»»
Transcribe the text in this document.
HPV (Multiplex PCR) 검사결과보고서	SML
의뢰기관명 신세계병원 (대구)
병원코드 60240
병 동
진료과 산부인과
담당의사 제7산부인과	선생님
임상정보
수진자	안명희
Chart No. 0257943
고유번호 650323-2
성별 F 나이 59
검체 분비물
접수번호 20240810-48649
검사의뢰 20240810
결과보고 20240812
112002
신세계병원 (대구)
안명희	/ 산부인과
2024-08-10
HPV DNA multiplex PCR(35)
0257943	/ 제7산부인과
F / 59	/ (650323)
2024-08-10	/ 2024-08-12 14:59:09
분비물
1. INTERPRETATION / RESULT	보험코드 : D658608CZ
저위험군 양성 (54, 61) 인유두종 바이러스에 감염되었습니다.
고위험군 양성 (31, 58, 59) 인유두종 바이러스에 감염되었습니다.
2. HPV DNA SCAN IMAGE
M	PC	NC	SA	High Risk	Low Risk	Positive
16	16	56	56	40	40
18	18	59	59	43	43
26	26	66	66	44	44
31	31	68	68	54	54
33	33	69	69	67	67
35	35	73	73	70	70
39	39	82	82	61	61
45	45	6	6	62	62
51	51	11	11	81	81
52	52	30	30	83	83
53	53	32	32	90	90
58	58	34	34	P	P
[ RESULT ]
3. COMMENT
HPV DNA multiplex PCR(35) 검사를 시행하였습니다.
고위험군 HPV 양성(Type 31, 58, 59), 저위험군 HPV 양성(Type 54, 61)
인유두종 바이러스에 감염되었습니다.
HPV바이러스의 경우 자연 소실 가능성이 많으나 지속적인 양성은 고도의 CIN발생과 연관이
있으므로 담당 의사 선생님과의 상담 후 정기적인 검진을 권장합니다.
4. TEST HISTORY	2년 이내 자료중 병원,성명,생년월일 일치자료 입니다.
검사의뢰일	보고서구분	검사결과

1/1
««
● Problem requirements:
Could you reproduce every record above exactly as it appears?

● Answer below:
Transcribe the text in this document.
HPV (Multiplex PCR) 검사결과보고서	SML
의뢰기관명 신세계병원 (대구)
병원코드 60240
병 동
진료과 산부인과
담당의사 제7산부인과	선생님
임상정보
수진자	안명희
Chart No. 0257943
고유번호 650323-2
성별 F 나이 59
검체 분비물
접수번호 20240810-48649
검사의뢰 20240810
결과보고 20240812
112002
신세계병원 (대구)
안명희	/ 산부인과
2024-08-10
HPV DNA multiplex PCR(35)
0257943	/ 제7산부인과
F / 59	/ (650323)
2024-08-10	/ 2024-08-12 14:59:09
분비물
1. INTERPRETATION / RESULT	보험코드 : D658608CZ
저위험군 양성 (54, 61) 인유두종 바이러스에 감염되었습니다.
고위험군 양성 (31, 58, 59) 인유두종 바이러스에 감염되었습니다.
2. HPV DNA SCAN IMAGE
M	PC	NC	SA	High Risk	Low Risk	Positive
16	16	56	56	40	40
18	18	59	59	43	43
26	26	66	66	44	44
31	31	68	68	54	54
33	33	69	69	67	67
35	35	73	73	70	70
39	39	82	82	61	61
45	45	6	6	62	62
51	51	11	11	81	81
52	52	30	30	83	83
53	53	32	32	90	90
58	58	34	34	P	P
[ RESULT ]
3. COMMENT
HPV DNA multiplex PCR(35) 검사를 시행하였습니다.
고위험군 HPV 양성(Type 31, 58, 59), 저위험군 HPV 양성(Type 54, 61)
인유두종 바이러스에 감염되었습니다.
HPV바이러스의 경우 자연 소실 가능성이 많으나 지속적인 양성은 고도의 CIN발생과 연관이
있으므로 담당 의사 선생님과의 상담 후 정기적인 검진을 권장합니다.
4. TEST HISTORY	2년 이내 자료중 병원,성명,생년월일 일치자료 입니다.
검사의뢰일	보고서구분	검사결과

1/1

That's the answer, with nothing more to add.